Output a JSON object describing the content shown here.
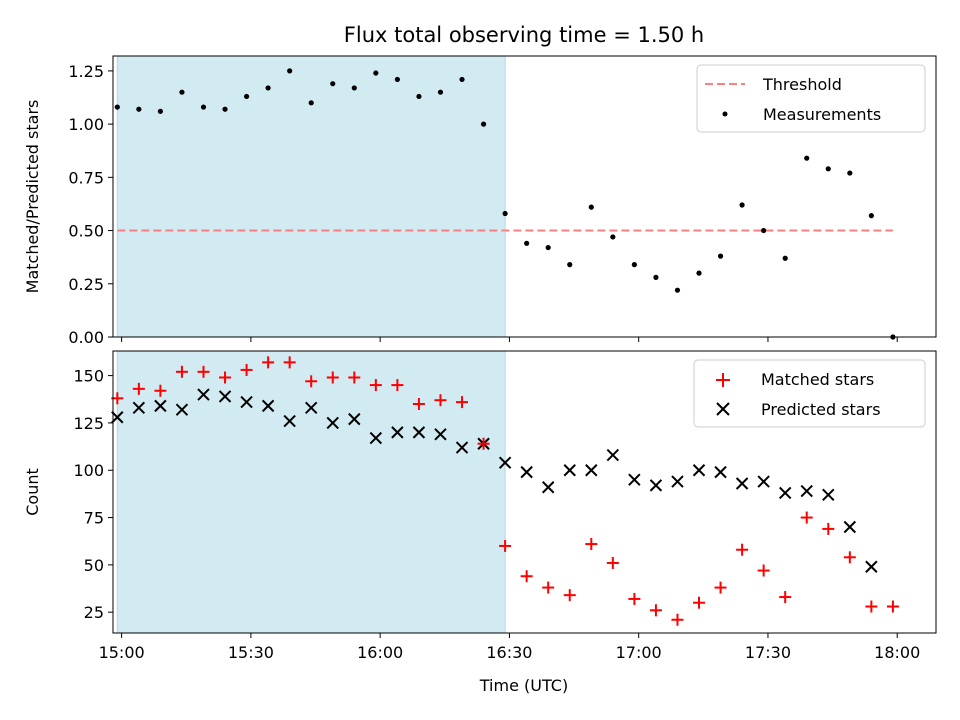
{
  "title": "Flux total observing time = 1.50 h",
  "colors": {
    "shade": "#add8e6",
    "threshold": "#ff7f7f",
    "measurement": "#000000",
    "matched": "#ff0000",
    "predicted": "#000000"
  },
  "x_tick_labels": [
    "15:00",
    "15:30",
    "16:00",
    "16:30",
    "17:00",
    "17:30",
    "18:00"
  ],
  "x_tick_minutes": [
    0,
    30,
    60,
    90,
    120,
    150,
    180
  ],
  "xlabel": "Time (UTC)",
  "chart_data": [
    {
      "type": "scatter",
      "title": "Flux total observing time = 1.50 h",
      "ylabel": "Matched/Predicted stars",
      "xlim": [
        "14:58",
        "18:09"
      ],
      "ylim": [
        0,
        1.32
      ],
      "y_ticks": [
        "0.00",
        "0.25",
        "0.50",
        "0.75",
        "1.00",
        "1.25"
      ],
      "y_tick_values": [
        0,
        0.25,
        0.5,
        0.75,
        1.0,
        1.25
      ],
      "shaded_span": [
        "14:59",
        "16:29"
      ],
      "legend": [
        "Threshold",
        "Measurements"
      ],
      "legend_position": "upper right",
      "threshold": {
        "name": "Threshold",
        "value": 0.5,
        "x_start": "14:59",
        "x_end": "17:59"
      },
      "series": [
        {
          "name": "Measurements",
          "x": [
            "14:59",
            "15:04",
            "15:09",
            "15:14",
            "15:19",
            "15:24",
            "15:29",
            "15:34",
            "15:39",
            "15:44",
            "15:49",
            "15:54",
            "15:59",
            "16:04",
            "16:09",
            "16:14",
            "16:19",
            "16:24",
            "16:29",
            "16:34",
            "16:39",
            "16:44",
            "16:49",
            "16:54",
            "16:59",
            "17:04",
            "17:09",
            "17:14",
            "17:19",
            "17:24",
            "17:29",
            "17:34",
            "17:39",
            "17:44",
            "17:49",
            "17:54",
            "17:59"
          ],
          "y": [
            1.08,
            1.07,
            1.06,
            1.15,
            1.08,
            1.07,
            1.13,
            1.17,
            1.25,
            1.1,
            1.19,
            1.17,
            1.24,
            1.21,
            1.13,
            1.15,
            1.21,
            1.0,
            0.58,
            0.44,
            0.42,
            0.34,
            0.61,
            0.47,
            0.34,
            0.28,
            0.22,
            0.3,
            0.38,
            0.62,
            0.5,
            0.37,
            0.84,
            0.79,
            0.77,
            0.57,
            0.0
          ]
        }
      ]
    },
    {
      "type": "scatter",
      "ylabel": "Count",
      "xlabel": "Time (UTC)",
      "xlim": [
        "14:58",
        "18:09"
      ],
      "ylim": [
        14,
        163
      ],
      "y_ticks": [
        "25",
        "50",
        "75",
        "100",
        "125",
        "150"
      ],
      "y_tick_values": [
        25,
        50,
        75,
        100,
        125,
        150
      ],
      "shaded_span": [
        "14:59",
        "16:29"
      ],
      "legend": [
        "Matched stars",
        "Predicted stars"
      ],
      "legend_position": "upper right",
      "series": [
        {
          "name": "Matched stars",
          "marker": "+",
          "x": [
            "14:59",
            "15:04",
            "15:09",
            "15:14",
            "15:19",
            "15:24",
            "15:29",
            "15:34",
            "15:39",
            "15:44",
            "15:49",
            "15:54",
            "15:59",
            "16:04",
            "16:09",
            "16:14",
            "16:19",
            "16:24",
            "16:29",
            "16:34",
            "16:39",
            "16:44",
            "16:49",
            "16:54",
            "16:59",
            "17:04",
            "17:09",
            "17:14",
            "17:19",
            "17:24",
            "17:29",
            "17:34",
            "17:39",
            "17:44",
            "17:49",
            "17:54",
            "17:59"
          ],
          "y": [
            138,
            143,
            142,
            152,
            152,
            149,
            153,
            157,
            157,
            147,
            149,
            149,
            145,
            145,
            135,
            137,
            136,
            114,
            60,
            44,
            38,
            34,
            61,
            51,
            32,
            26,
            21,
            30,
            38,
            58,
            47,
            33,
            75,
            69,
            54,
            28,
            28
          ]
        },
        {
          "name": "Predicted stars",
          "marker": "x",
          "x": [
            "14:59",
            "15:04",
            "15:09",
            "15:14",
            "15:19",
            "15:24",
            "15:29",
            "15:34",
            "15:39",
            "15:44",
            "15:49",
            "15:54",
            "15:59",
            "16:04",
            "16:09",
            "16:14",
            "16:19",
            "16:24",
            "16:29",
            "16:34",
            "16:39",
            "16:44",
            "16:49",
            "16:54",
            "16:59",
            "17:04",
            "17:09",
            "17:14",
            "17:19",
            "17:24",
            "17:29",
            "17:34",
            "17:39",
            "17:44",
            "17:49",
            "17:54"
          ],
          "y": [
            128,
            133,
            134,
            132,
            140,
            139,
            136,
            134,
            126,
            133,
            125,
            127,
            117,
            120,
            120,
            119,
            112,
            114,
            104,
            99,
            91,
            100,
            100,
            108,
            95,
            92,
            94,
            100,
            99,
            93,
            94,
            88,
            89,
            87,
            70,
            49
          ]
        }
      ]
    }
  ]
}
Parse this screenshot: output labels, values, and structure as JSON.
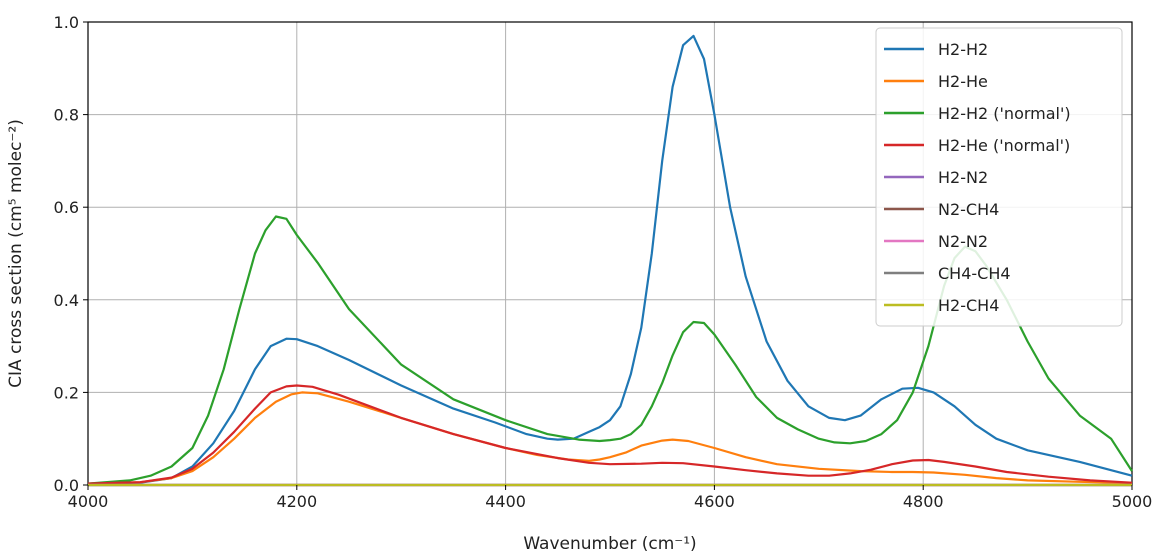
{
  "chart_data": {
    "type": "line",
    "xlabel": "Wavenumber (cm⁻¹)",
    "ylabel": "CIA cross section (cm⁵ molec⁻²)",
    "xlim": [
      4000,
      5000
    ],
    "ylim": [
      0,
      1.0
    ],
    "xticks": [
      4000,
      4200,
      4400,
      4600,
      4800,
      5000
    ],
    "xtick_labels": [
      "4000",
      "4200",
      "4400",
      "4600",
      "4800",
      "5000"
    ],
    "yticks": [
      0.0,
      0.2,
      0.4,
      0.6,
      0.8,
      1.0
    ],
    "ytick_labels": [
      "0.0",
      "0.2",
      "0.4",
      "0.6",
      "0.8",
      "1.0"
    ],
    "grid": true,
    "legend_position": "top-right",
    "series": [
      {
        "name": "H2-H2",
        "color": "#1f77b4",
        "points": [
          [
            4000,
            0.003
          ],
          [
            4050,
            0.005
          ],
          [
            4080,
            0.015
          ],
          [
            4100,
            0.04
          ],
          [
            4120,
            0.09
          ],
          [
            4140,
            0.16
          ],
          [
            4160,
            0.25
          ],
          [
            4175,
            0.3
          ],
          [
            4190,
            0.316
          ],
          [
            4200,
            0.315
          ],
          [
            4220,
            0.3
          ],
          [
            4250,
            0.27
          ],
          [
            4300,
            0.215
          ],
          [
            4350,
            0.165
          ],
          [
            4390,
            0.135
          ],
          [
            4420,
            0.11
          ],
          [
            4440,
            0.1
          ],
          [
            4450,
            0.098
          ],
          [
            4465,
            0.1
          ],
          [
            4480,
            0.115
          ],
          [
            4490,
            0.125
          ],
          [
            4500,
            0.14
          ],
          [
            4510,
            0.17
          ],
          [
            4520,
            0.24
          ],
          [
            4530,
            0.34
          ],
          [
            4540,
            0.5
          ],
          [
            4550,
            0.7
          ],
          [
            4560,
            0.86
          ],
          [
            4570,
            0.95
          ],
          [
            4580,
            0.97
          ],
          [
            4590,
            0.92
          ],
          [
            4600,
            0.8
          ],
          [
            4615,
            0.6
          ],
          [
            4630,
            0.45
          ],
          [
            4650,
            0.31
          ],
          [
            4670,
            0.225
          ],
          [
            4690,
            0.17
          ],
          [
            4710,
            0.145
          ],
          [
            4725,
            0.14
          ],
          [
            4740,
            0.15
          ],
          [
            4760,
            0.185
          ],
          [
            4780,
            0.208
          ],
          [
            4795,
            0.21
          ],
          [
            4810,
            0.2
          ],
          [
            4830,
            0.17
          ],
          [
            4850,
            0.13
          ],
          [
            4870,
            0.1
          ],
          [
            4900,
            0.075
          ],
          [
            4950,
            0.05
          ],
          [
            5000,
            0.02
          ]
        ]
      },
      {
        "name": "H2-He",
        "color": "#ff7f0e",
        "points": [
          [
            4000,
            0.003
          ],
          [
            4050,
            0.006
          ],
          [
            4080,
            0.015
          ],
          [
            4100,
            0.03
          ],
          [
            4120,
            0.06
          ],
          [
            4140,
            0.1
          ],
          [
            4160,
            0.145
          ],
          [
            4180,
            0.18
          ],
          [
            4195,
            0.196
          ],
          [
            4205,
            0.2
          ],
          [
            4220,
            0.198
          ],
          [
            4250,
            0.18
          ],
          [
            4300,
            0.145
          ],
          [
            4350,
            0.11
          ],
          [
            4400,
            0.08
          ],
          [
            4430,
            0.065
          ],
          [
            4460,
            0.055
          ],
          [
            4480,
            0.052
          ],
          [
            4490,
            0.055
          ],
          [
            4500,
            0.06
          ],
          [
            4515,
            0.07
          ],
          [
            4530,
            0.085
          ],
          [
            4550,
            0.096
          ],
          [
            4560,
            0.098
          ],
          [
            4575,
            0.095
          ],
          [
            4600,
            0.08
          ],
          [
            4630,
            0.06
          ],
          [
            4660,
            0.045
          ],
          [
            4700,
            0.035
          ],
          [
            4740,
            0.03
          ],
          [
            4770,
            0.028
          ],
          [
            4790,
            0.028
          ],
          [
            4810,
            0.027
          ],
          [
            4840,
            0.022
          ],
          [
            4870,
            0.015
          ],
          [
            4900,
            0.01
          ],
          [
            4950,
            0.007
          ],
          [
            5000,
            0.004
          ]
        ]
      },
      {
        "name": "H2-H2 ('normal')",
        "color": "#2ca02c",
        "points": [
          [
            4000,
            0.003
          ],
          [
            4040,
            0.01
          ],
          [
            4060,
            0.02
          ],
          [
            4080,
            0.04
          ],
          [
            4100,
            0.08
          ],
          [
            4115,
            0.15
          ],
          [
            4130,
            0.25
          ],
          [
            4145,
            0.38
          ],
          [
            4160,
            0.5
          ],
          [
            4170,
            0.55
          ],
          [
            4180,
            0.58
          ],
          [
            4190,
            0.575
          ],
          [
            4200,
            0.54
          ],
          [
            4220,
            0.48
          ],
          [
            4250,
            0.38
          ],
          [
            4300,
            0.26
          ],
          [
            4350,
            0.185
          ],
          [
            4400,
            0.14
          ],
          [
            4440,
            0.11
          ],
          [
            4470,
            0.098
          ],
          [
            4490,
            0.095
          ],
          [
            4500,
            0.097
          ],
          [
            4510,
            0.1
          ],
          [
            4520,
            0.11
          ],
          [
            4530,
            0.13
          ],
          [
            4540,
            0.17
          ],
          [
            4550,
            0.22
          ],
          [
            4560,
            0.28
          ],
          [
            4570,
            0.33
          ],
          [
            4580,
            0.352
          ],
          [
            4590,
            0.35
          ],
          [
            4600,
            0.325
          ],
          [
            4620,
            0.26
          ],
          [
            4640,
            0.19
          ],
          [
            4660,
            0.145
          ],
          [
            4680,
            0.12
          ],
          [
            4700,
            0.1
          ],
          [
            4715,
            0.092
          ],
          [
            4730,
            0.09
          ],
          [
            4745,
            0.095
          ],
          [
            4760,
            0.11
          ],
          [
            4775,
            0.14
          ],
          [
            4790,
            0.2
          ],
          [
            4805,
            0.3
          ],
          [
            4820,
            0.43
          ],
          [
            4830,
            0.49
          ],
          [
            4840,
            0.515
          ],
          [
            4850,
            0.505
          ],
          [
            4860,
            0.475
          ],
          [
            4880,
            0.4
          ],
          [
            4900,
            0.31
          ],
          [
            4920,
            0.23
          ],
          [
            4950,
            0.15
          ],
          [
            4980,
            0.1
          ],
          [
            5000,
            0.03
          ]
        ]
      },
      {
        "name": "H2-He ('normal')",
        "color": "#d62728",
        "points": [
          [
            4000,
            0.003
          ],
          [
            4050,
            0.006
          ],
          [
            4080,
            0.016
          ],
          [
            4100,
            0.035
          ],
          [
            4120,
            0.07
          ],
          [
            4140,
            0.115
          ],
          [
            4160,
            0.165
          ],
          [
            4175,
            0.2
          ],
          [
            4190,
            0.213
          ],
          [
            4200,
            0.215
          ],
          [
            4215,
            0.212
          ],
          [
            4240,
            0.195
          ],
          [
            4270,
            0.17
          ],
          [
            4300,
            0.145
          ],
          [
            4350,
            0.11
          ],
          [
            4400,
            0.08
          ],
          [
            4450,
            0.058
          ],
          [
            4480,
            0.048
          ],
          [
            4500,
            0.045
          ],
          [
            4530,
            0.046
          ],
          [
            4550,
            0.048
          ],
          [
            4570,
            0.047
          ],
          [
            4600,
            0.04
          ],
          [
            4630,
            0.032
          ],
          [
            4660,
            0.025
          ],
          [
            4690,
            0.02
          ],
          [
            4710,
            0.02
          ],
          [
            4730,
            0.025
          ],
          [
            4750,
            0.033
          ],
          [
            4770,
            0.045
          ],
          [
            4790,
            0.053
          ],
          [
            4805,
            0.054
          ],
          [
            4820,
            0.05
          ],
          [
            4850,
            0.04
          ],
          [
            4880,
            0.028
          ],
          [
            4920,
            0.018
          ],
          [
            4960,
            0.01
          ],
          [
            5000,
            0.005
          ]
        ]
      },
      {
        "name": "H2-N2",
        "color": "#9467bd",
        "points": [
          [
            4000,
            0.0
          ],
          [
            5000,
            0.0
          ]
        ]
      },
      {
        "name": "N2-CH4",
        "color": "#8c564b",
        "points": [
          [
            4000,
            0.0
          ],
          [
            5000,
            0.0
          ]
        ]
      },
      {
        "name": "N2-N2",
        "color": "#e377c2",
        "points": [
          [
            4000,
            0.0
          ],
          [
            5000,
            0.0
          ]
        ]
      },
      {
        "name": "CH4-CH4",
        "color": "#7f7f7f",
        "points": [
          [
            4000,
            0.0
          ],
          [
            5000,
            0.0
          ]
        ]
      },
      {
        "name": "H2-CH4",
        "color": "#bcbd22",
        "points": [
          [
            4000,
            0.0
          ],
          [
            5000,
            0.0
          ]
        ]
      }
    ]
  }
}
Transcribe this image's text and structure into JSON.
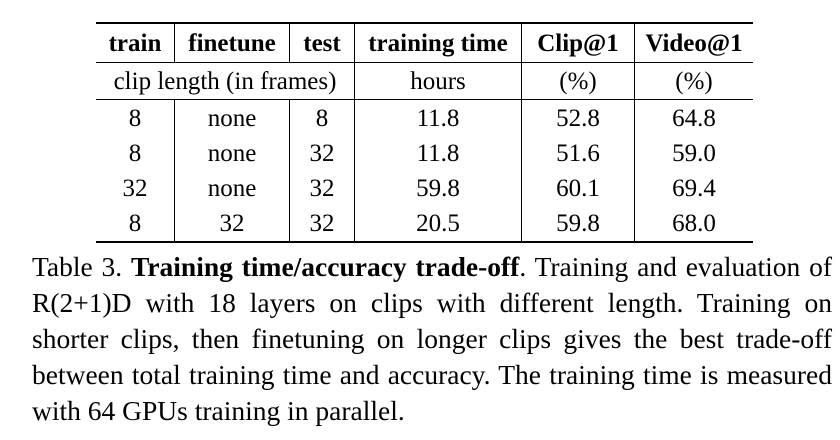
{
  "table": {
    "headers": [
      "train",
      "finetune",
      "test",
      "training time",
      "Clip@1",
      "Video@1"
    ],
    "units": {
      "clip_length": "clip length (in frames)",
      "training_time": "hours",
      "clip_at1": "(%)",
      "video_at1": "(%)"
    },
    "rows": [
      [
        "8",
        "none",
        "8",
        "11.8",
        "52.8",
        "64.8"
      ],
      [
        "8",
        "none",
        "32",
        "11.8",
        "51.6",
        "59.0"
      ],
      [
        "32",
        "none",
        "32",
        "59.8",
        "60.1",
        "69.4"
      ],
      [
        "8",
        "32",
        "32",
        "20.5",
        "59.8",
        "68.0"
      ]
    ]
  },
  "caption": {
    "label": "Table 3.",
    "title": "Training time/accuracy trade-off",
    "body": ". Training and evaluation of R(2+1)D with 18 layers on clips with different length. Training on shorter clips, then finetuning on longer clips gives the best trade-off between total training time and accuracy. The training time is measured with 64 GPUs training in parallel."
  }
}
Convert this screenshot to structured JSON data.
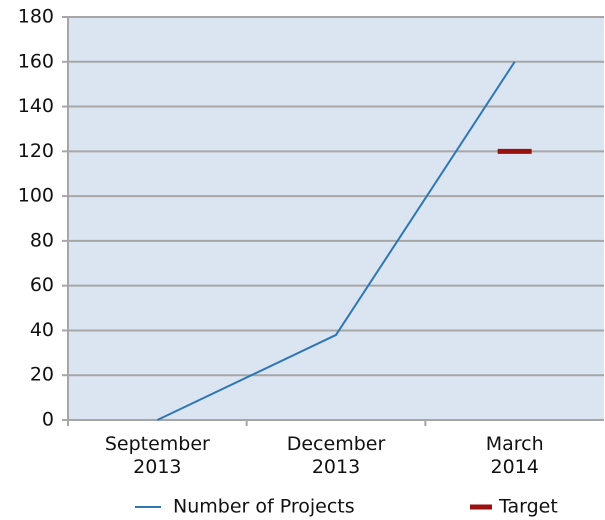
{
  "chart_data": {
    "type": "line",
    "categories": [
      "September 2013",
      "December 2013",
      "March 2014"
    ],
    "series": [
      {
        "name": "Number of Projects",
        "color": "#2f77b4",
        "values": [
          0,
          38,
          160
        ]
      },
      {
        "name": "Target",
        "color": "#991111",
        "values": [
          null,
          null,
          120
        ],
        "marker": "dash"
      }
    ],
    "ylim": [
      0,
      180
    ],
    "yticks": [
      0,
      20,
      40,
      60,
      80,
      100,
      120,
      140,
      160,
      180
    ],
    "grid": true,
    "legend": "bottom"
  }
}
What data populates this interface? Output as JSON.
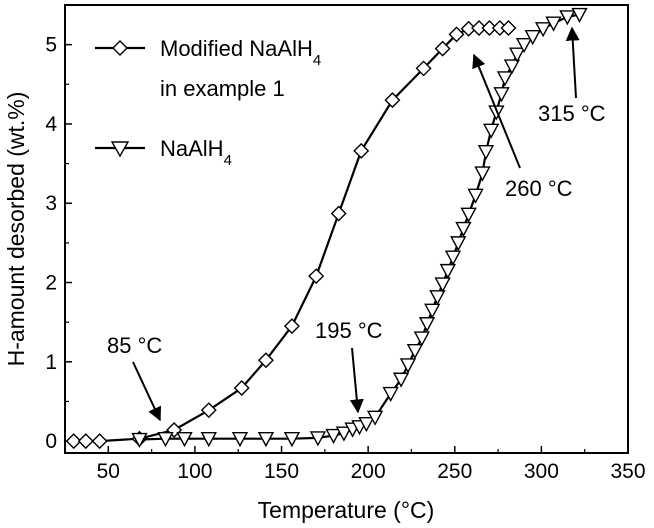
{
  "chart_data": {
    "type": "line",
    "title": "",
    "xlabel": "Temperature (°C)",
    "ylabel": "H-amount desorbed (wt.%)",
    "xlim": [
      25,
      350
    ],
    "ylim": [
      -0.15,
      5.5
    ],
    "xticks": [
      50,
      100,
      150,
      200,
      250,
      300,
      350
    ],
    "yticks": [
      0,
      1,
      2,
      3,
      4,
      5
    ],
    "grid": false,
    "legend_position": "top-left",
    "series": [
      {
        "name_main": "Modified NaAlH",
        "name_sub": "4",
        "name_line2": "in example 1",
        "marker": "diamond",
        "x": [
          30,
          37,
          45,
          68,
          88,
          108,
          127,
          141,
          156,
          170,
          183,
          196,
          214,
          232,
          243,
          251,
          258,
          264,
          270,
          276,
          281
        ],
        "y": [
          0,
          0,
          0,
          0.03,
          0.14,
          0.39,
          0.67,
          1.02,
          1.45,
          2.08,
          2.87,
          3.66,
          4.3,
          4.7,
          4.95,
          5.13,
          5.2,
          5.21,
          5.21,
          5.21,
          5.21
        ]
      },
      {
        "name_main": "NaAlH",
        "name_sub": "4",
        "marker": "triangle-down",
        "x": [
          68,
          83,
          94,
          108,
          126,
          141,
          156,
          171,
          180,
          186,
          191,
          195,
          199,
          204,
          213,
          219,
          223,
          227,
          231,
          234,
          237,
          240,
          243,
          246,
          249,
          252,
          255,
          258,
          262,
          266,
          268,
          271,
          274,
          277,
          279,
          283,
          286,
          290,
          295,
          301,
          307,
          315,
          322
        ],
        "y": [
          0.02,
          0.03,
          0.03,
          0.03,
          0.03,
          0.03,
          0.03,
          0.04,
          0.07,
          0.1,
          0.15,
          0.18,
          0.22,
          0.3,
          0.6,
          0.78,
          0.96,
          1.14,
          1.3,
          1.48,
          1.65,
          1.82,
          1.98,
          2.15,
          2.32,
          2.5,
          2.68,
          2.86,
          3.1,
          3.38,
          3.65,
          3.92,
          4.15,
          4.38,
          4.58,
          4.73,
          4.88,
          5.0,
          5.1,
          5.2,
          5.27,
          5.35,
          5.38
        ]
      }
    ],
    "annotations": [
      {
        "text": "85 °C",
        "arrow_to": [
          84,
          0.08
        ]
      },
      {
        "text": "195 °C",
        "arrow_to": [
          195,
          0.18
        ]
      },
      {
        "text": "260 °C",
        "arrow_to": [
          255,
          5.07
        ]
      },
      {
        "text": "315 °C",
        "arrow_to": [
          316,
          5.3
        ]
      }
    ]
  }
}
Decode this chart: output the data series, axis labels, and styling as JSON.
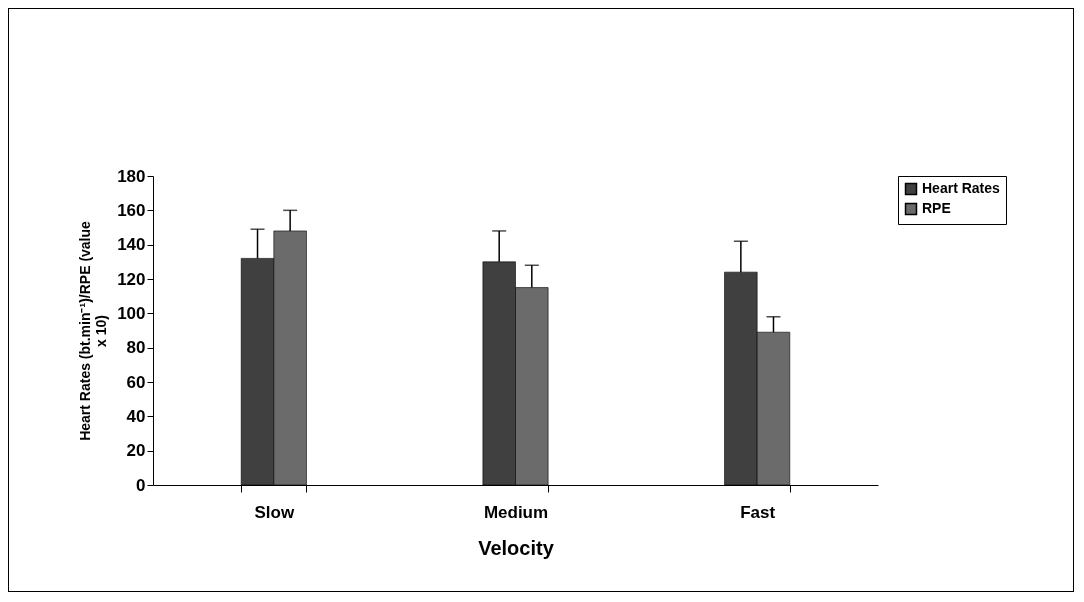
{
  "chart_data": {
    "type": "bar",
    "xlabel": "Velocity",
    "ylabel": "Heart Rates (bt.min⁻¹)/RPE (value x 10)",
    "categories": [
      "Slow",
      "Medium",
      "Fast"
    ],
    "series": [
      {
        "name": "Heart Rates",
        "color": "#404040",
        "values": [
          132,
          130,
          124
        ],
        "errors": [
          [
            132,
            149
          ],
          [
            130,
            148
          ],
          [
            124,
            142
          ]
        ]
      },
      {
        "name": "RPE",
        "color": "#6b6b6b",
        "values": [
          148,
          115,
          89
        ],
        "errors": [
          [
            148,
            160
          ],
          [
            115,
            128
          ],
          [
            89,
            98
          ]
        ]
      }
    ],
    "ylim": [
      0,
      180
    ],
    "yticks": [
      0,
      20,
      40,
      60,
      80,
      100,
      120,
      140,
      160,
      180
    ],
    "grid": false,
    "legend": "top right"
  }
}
⁂
◆ What the task requires
List all lines holding the string "this".

◆ Expected output
Parse this screenshot: output labels, values, and structure as JSON.
Transcribe this image's text and structure into JSON.
Convert this screenshot to structured JSON data.
What data populates this interface? Output as JSON.
Decode this chart: output the data series, axis labels, and styling as JSON.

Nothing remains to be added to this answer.